===== Records shown

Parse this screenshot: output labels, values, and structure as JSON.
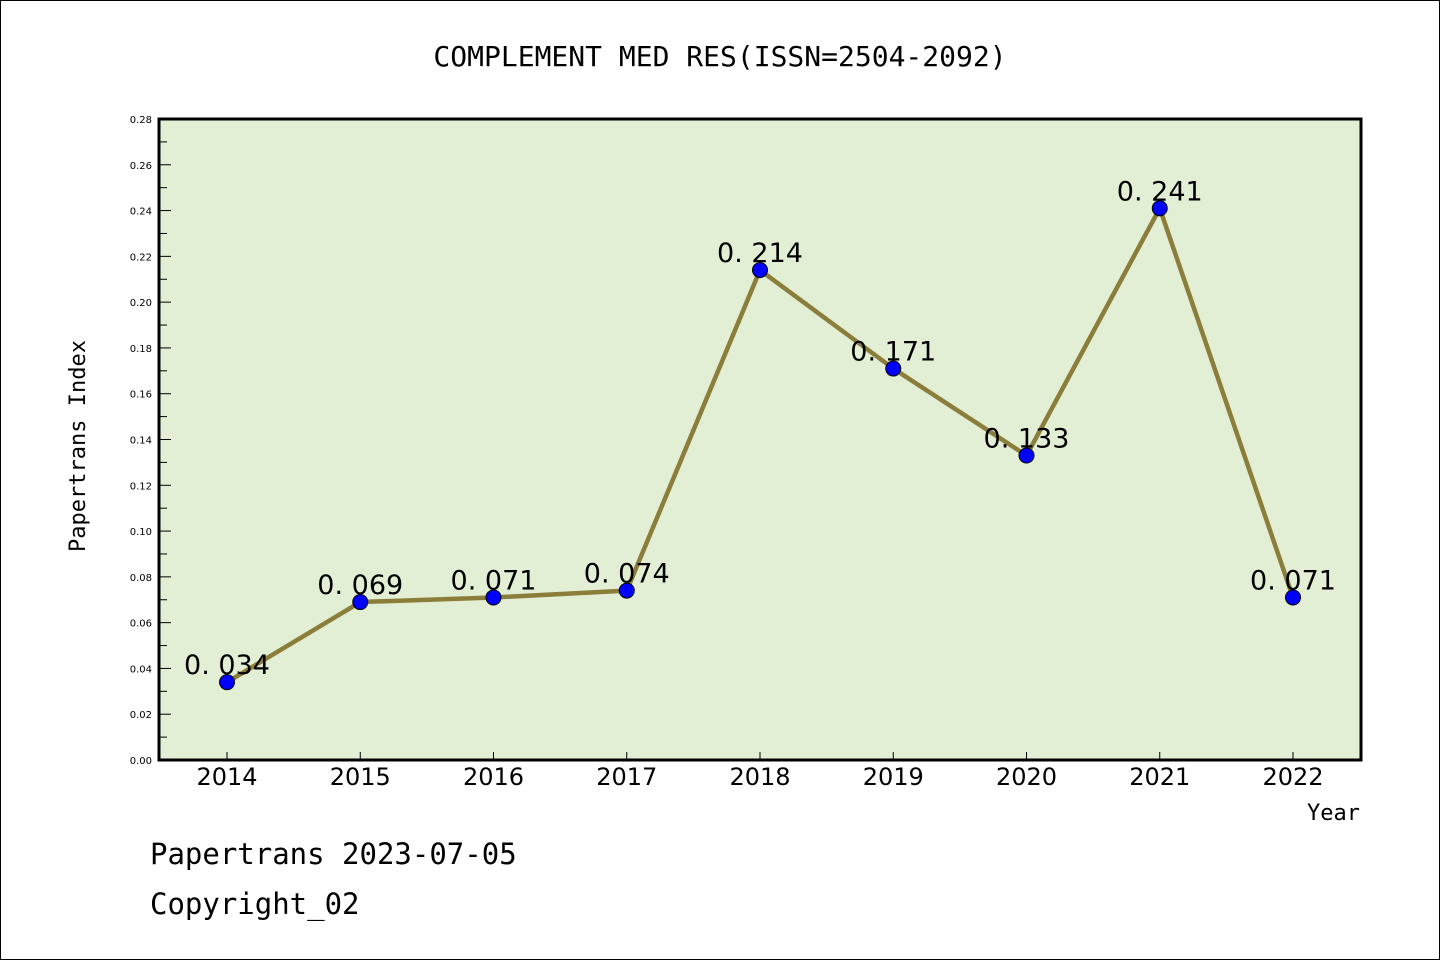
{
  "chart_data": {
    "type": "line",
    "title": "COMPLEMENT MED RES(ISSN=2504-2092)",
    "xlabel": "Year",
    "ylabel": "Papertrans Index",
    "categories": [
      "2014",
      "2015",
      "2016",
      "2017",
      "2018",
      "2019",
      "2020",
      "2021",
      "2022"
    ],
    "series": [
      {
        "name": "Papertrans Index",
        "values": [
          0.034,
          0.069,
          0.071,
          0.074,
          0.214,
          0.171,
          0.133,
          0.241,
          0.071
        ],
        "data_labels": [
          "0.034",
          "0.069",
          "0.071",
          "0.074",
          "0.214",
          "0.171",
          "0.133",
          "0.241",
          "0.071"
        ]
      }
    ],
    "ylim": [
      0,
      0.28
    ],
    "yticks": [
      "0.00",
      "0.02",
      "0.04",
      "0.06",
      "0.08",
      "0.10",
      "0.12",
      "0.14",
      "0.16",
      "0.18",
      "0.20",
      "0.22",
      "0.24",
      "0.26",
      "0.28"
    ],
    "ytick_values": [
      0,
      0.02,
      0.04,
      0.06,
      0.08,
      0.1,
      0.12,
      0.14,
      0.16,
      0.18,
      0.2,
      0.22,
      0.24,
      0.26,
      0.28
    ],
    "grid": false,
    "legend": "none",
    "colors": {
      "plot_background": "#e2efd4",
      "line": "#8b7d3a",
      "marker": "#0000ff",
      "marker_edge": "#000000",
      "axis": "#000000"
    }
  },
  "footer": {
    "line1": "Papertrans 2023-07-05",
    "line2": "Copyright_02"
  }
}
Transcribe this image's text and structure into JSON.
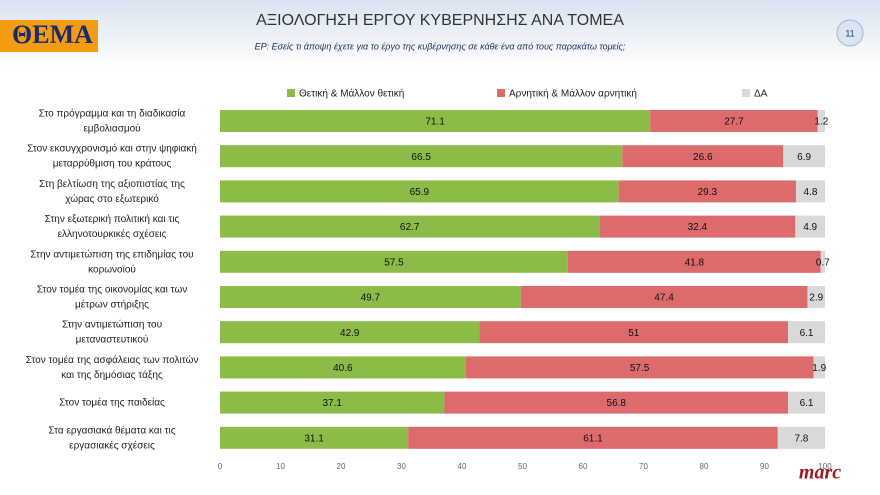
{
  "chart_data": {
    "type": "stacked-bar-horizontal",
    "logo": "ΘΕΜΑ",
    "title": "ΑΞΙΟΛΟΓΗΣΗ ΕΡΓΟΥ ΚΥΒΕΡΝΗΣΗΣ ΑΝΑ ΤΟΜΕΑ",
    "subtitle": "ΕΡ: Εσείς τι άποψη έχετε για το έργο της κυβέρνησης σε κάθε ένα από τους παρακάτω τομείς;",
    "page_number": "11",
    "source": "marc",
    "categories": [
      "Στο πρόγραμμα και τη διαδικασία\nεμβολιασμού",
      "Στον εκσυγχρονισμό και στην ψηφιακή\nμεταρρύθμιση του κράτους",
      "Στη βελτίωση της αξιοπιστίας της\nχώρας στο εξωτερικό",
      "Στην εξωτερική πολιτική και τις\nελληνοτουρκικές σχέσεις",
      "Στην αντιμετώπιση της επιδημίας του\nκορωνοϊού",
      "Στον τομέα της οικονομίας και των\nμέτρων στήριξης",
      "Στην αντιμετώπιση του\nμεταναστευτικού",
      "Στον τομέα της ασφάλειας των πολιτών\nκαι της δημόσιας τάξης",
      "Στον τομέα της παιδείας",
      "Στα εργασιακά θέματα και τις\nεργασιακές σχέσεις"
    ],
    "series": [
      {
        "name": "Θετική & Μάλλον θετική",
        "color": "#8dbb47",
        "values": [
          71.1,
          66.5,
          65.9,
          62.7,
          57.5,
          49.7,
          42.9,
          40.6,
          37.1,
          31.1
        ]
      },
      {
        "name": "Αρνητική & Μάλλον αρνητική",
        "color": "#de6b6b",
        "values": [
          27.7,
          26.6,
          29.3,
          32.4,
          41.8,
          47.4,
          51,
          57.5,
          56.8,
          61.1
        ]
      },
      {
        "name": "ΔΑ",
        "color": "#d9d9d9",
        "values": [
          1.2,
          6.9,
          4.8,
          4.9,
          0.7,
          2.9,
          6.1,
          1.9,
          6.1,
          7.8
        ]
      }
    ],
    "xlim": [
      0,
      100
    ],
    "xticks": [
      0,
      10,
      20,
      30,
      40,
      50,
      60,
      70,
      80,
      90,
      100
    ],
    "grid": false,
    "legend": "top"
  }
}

==========
===== Records shown

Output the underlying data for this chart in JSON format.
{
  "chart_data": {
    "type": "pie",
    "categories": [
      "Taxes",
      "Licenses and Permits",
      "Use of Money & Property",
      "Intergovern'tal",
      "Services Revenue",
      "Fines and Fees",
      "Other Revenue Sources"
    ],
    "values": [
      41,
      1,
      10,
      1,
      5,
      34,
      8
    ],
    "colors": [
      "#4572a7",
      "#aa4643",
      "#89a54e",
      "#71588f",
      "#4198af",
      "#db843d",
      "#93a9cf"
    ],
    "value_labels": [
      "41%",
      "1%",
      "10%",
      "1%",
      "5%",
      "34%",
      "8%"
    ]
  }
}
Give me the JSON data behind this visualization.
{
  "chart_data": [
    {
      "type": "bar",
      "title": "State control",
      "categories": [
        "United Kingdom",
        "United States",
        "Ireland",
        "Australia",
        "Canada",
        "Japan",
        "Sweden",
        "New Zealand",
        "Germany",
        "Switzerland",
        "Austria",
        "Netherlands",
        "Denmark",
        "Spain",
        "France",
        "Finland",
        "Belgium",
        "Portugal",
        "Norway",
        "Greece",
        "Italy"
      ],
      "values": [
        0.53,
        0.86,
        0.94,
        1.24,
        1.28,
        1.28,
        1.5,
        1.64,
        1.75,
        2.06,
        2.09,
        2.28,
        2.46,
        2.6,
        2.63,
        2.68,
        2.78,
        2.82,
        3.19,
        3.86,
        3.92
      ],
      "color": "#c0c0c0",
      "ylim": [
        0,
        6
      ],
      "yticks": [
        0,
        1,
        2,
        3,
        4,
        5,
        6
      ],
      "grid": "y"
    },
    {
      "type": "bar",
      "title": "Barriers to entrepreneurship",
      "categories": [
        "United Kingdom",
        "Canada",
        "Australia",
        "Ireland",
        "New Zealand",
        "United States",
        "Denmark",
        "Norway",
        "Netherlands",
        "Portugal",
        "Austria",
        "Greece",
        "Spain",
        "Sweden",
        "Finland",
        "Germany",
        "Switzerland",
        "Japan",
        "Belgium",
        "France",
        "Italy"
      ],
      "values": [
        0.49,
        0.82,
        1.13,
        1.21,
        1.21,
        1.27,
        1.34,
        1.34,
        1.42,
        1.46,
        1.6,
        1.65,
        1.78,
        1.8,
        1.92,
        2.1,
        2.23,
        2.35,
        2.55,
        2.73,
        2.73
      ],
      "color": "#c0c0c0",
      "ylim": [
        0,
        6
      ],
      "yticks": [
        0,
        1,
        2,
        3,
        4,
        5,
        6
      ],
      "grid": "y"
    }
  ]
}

==========
===== Records shown

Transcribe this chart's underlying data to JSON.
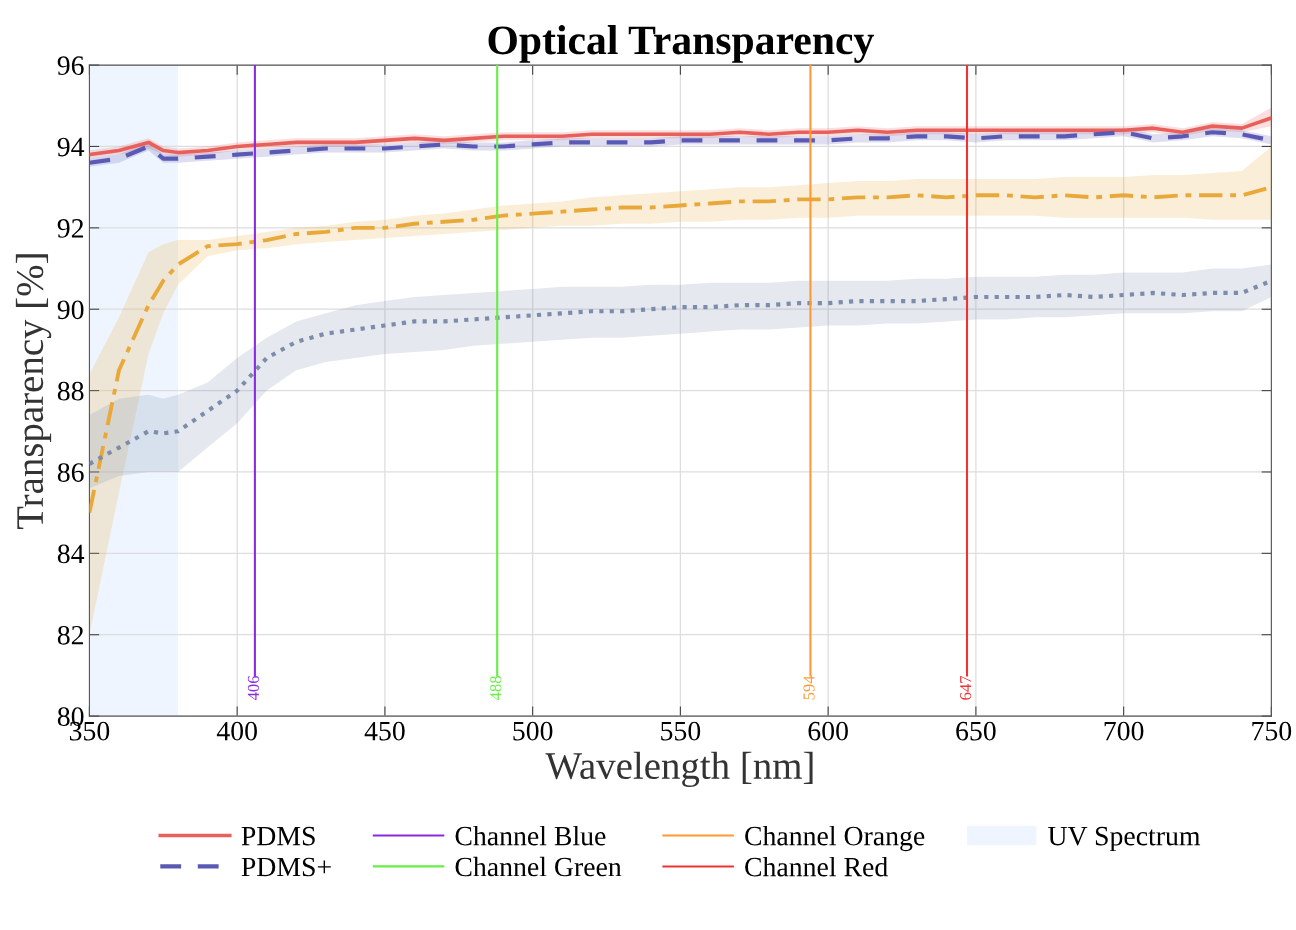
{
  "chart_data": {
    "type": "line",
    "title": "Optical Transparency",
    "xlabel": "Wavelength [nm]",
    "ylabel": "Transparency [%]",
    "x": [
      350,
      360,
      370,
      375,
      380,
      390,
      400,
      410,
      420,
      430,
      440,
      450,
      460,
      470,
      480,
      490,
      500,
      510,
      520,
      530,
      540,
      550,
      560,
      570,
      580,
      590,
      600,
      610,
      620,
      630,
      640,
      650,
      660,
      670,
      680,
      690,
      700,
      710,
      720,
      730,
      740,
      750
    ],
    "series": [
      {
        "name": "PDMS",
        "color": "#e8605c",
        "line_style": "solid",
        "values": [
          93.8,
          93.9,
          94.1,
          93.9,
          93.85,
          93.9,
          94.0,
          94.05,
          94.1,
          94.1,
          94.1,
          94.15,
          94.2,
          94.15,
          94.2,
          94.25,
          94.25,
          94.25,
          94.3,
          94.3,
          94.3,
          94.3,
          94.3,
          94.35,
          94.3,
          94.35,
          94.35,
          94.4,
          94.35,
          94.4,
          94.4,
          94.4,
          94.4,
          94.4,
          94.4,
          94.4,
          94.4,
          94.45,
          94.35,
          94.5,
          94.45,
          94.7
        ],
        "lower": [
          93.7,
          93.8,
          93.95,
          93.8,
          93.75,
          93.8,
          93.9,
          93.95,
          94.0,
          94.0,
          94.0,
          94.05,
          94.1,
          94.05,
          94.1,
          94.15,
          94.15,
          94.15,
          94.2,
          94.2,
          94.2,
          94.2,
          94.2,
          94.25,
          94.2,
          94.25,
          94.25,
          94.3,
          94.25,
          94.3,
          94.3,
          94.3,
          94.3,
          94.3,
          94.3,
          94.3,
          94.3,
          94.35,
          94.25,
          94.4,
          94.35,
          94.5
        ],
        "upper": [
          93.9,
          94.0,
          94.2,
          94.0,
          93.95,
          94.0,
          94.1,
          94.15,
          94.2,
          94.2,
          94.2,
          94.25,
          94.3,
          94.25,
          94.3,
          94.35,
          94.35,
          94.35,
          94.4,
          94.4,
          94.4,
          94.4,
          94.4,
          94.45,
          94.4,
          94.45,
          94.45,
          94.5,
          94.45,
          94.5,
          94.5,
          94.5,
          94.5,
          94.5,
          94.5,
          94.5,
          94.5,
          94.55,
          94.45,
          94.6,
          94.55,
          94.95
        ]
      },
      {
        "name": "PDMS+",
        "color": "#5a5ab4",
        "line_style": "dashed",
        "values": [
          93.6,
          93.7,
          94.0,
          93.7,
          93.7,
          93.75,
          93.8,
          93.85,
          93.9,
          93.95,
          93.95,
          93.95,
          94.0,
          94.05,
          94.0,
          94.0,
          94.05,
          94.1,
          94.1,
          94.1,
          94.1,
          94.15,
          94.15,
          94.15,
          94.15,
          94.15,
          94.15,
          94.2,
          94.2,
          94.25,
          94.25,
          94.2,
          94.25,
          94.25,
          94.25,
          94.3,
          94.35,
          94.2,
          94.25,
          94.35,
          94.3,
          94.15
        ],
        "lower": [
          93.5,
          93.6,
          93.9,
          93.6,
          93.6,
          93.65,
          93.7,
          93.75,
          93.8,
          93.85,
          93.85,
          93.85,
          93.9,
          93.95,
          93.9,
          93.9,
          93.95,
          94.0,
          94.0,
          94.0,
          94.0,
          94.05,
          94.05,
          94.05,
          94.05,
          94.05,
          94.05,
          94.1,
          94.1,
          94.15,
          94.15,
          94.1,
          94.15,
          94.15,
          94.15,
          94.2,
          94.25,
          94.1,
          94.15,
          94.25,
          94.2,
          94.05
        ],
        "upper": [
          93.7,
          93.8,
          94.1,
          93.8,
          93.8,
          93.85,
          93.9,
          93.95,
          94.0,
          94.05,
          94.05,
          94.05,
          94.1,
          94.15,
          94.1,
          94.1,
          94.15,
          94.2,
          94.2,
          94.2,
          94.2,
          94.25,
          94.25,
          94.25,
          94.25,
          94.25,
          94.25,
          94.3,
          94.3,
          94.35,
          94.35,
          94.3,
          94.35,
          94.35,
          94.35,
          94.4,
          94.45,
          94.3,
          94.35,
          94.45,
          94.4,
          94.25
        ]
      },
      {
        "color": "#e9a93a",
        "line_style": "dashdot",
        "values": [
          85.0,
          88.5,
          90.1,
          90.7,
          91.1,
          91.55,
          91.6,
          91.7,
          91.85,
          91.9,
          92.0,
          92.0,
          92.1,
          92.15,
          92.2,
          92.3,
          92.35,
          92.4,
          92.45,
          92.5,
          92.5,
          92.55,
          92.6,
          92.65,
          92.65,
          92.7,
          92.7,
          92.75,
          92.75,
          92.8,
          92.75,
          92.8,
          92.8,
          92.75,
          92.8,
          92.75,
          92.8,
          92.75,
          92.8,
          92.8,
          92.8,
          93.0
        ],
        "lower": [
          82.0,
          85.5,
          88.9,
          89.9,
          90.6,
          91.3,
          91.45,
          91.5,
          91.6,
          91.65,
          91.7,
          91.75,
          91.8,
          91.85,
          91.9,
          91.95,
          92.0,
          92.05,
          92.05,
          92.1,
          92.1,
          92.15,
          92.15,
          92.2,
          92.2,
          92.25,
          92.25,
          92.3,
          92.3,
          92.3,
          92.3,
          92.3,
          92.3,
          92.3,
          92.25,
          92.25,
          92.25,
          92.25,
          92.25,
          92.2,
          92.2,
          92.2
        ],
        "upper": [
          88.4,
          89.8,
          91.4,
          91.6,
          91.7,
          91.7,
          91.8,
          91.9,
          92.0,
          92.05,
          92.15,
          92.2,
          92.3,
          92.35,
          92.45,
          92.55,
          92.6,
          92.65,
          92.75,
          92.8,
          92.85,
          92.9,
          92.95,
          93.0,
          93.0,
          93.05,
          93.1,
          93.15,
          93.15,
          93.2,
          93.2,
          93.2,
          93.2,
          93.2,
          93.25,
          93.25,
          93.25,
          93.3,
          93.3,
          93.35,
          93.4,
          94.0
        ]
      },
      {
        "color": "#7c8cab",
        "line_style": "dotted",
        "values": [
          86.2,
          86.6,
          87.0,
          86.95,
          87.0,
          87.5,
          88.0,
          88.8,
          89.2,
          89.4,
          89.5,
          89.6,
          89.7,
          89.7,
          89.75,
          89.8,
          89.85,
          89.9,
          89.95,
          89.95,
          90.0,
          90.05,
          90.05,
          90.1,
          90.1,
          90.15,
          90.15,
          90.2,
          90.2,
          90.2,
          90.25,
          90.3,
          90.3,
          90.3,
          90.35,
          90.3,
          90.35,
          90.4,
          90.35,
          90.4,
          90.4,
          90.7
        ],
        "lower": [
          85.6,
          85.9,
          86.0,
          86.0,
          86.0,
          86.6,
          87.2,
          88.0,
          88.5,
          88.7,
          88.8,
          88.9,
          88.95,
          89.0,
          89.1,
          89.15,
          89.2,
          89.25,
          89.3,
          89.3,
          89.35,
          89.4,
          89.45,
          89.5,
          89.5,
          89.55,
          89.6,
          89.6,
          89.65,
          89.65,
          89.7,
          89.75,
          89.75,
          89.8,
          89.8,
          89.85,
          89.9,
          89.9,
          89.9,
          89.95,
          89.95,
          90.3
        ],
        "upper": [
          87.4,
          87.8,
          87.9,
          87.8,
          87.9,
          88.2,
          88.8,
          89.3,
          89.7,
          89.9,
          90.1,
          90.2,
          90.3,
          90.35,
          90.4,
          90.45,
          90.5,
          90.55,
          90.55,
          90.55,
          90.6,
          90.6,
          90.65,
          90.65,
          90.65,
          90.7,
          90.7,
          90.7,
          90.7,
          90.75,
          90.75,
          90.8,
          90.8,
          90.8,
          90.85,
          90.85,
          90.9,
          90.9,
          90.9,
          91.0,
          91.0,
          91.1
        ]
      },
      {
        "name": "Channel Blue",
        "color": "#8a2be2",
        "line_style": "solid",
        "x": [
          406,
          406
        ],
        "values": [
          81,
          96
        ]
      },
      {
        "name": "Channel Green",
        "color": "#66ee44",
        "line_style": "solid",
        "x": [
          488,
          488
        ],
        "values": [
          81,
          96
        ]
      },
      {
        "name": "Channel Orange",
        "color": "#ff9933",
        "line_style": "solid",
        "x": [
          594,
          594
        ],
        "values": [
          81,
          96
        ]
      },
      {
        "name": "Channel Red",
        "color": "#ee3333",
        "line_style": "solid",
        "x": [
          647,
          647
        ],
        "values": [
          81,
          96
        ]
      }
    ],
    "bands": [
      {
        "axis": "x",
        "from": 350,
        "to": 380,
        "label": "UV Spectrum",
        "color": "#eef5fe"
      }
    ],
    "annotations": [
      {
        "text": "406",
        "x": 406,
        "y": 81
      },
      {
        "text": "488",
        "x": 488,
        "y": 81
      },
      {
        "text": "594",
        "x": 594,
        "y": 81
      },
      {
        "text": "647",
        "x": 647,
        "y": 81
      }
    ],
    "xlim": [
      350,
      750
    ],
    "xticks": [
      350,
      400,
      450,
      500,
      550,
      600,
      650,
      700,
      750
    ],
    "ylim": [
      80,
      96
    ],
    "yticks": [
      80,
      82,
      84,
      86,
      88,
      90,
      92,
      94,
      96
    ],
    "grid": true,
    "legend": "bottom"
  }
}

==========

• Your goal
In the records, locate each line holding the string "Revenue" and copy it.

• Solved problem
      "Services Revenue",
      "Other Revenue Sources"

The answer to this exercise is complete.